■ **SHORT PROBLEM**: Copy out every line of the material below word for word, leaving out the pictures.
━━━ INFORMATION GIVEN
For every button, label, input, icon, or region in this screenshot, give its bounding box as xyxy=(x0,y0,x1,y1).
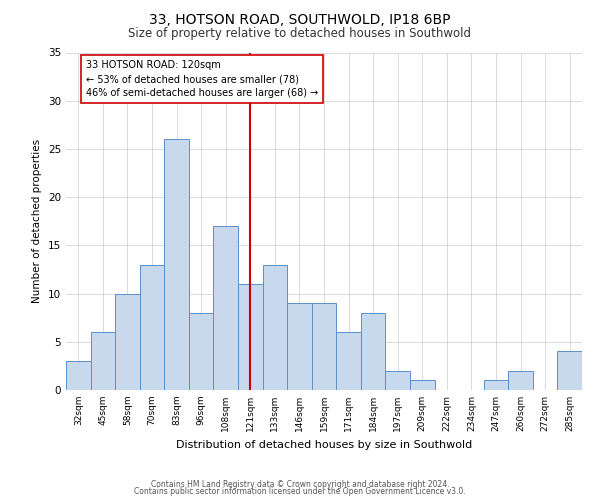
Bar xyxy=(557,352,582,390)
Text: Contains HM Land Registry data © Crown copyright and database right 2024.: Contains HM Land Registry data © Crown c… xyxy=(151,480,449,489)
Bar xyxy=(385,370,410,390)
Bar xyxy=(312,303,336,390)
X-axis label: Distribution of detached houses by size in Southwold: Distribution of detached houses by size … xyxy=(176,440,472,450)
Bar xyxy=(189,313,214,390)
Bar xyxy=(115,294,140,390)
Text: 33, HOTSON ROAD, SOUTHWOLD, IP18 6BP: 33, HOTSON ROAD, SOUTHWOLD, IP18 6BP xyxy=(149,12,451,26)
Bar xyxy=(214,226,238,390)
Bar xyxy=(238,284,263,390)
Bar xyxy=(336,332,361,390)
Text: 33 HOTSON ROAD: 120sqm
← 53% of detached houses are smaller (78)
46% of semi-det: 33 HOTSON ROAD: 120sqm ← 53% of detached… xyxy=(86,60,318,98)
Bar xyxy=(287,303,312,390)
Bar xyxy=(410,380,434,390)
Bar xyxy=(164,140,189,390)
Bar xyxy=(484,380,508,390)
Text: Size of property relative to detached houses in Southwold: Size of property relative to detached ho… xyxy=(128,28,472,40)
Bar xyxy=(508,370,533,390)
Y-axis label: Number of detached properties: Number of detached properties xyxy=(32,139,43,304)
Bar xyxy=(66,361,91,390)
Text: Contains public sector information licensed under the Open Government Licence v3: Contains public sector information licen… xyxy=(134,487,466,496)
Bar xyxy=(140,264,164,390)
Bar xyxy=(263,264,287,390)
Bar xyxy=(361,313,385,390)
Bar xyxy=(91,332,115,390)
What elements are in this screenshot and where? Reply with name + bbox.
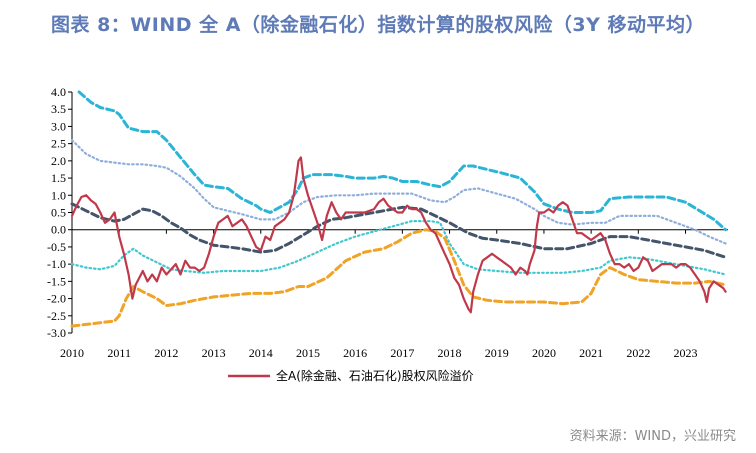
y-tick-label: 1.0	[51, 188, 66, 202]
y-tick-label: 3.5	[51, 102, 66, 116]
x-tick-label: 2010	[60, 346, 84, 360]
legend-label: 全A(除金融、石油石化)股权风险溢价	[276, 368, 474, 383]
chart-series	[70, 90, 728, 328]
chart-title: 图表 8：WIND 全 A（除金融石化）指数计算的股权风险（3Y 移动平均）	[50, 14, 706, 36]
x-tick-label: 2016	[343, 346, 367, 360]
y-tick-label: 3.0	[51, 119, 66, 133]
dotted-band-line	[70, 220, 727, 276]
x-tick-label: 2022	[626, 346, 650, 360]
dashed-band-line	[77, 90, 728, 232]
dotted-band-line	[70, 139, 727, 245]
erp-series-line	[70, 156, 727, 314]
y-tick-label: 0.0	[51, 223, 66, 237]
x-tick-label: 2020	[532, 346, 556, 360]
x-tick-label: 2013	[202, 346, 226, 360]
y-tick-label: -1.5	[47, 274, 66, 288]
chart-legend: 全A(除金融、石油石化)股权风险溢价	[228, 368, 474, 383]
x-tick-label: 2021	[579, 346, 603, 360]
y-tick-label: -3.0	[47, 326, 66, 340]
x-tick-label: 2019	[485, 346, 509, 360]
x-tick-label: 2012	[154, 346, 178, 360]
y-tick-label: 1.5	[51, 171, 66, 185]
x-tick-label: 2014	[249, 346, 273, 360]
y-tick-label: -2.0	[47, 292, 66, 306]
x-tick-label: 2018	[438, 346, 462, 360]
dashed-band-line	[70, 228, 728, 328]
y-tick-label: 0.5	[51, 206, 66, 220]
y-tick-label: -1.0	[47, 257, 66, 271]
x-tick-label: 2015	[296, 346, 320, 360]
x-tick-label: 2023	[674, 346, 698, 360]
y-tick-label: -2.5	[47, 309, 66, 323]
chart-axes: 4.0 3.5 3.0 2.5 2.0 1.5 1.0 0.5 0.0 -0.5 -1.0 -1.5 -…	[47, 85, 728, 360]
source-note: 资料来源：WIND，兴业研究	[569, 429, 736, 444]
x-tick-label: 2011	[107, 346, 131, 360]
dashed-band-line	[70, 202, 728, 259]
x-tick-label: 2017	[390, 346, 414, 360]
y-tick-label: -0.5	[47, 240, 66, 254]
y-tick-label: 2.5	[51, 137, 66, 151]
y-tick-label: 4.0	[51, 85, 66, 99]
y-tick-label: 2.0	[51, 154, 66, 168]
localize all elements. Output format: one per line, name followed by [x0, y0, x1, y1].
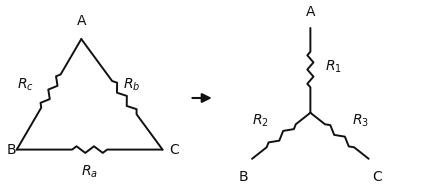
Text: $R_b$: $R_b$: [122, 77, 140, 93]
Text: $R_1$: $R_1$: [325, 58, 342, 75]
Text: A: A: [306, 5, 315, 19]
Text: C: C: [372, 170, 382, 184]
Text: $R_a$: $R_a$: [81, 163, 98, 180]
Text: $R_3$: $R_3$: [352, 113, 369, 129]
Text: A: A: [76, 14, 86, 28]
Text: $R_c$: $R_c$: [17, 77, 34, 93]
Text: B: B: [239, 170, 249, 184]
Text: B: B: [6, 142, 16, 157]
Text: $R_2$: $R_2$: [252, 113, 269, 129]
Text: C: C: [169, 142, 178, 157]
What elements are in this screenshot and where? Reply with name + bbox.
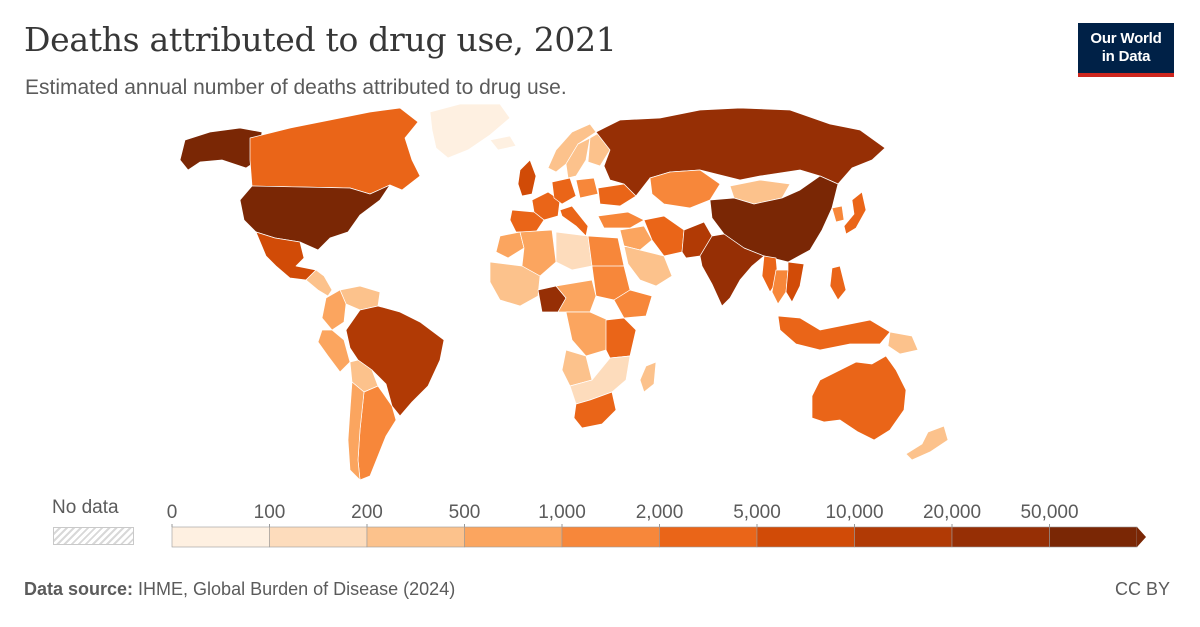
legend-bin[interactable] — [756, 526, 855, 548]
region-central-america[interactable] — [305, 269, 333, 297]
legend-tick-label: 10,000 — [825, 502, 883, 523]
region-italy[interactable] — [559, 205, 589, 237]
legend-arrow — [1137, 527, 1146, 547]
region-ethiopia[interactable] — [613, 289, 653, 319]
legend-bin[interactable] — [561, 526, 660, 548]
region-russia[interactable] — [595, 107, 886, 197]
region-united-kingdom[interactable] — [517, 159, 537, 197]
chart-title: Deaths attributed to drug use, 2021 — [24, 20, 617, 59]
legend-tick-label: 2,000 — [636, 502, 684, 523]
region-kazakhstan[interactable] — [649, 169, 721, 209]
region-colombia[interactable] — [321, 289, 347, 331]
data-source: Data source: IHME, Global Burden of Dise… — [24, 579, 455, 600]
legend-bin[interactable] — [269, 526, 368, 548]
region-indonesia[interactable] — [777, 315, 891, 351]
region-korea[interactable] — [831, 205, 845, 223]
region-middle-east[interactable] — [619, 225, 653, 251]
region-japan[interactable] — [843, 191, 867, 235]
━━━━━━
■ **RIGHT ANSWER**:
For every button, label, input, icon, or region in this screenshot, give its bounding box as xyxy=(x0,y0,x1,y1).
Bar xyxy=(557,352,582,390)
Text: Contains HM Land Registry data © Crown copyright and database right 2024.: Contains HM Land Registry data © Crown c… xyxy=(151,480,449,489)
Bar xyxy=(385,370,410,390)
Bar xyxy=(312,303,336,390)
X-axis label: Distribution of detached houses by size in Southwold: Distribution of detached houses by size … xyxy=(176,440,472,450)
Bar xyxy=(189,313,214,390)
Bar xyxy=(115,294,140,390)
Text: 33, HOTSON ROAD, SOUTHWOLD, IP18 6BP: 33, HOTSON ROAD, SOUTHWOLD, IP18 6BP xyxy=(149,12,451,26)
Bar xyxy=(214,226,238,390)
Bar xyxy=(238,284,263,390)
Bar xyxy=(336,332,361,390)
Text: 33 HOTSON ROAD: 120sqm
← 53% of detached houses are smaller (78)
46% of semi-det: 33 HOTSON ROAD: 120sqm ← 53% of detached… xyxy=(86,60,318,98)
Bar xyxy=(287,303,312,390)
Bar xyxy=(410,380,434,390)
Bar xyxy=(164,140,189,390)
Bar xyxy=(484,380,508,390)
Text: Size of property relative to detached houses in Southwold: Size of property relative to detached ho… xyxy=(128,28,472,40)
Bar xyxy=(508,370,533,390)
Y-axis label: Number of detached properties: Number of detached properties xyxy=(32,139,43,304)
Bar xyxy=(66,361,91,390)
Text: Contains public sector information licensed under the Open Government Licence v3: Contains public sector information licen… xyxy=(134,487,466,496)
Bar xyxy=(140,264,164,390)
Bar xyxy=(263,264,287,390)
Bar xyxy=(361,313,385,390)
Bar xyxy=(91,332,115,390)
What elements are in this screenshot and where? Reply with name + bbox.
y-tick-label: 1.0	[51, 188, 66, 202]
y-tick-label: 3.5	[51, 102, 66, 116]
x-tick-label: 2010	[60, 346, 84, 360]
legend-label: 全A(除金融、石油石化)股权风险溢价	[276, 368, 474, 383]
chart-series	[70, 90, 728, 328]
chart-title: 图表 8：WIND 全 A（除金融石化）指数计算的股权风险（3Y 移动平均）	[50, 14, 706, 36]
x-tick-label: 2016	[343, 346, 367, 360]
y-tick-label: 3.0	[51, 119, 66, 133]
dotted-band-line	[70, 220, 727, 276]
x-tick-label: 2022	[626, 346, 650, 360]
dashed-band-line	[77, 90, 728, 232]
dotted-band-line	[70, 139, 727, 245]
erp-series-line	[70, 156, 727, 314]
y-tick-label: 0.0	[51, 223, 66, 237]
x-tick-label: 2020	[532, 346, 556, 360]
x-tick-label: 2013	[202, 346, 226, 360]
y-tick-label: -1.5	[47, 274, 66, 288]
chart-legend: 全A(除金融、石油石化)股权风险溢价	[228, 368, 474, 383]
x-tick-label: 2021	[579, 346, 603, 360]
y-tick-label: -3.0	[47, 326, 66, 340]
x-tick-label: 2019	[485, 346, 509, 360]
x-tick-label: 2012	[154, 346, 178, 360]
y-tick-label: 1.5	[51, 171, 66, 185]
x-tick-label: 2014	[249, 346, 273, 360]
y-tick-label: -2.0	[47, 292, 66, 306]
x-tick-label: 2018	[438, 346, 462, 360]
dashed-band-line	[70, 228, 728, 328]
y-tick-label: 0.5	[51, 206, 66, 220]
y-tick-label: -1.0	[47, 257, 66, 271]
x-tick-label: 2015	[296, 346, 320, 360]
x-tick-label: 2023	[674, 346, 698, 360]
y-tick-label: -2.5	[47, 309, 66, 323]
chart-axes: 4.0 3.5 3.0 2.5 2.0 1.5 1.0 0.5 0.0 -0.5 -1.0 -1.5 -…	[47, 85, 728, 360]
source-note: 资料来源：WIND，兴业研究	[569, 429, 736, 444]
x-tick-label: 2011	[107, 346, 131, 360]
dashed-band-line	[70, 202, 728, 259]
x-tick-label: 2017	[390, 346, 414, 360]
y-tick-label: -0.5	[47, 240, 66, 254]
y-tick-label: 2.5	[51, 137, 66, 151]
y-tick-label: 4.0	[51, 85, 66, 99]
y-tick-label: 2.0	[51, 154, 66, 168]
localize all elements. Output format: one per line, name followed by [x0, y0, x1, y1].
Text: $R_b$: $R_b$: [122, 77, 140, 93]
Text: $R_1$: $R_1$: [325, 58, 342, 75]
Text: A: A: [306, 5, 315, 19]
Text: C: C: [372, 170, 382, 184]
Text: $R_a$: $R_a$: [81, 163, 98, 180]
Text: $R_3$: $R_3$: [352, 113, 369, 129]
Text: A: A: [76, 14, 86, 28]
Text: $R_c$: $R_c$: [17, 77, 34, 93]
Text: B: B: [239, 170, 249, 184]
Text: B: B: [6, 142, 16, 157]
Text: $R_2$: $R_2$: [252, 113, 269, 129]
Text: C: C: [169, 142, 178, 157]
What elements are in this screenshot and where? Reply with name + bbox.
legend-bin[interactable] — [756, 526, 855, 548]
region-central-america[interactable] — [305, 269, 333, 297]
legend-tick-label: 10,000 — [825, 502, 883, 523]
region-italy[interactable] — [559, 205, 589, 237]
legend-arrow — [1137, 527, 1146, 547]
region-ethiopia[interactable] — [613, 289, 653, 319]
legend-bin[interactable] — [561, 526, 660, 548]
region-russia[interactable] — [595, 107, 886, 197]
region-united-kingdom[interactable] — [517, 159, 537, 197]
chart-title: Deaths attributed to drug use, 2021 — [24, 20, 617, 59]
legend-tick-label: 2,000 — [636, 502, 684, 523]
region-kazakhstan[interactable] — [649, 169, 721, 209]
region-colombia[interactable] — [321, 289, 347, 331]
data-source: Data source: IHME, Global Burden of Dise… — [24, 579, 455, 600]
legend-bin[interactable] — [269, 526, 368, 548]
region-indonesia[interactable] — [777, 315, 891, 351]
region-korea[interactable] — [831, 205, 845, 223]
region-middle-east[interactable] — [619, 225, 653, 251]
region-japan[interactable] — [843, 191, 867, 235]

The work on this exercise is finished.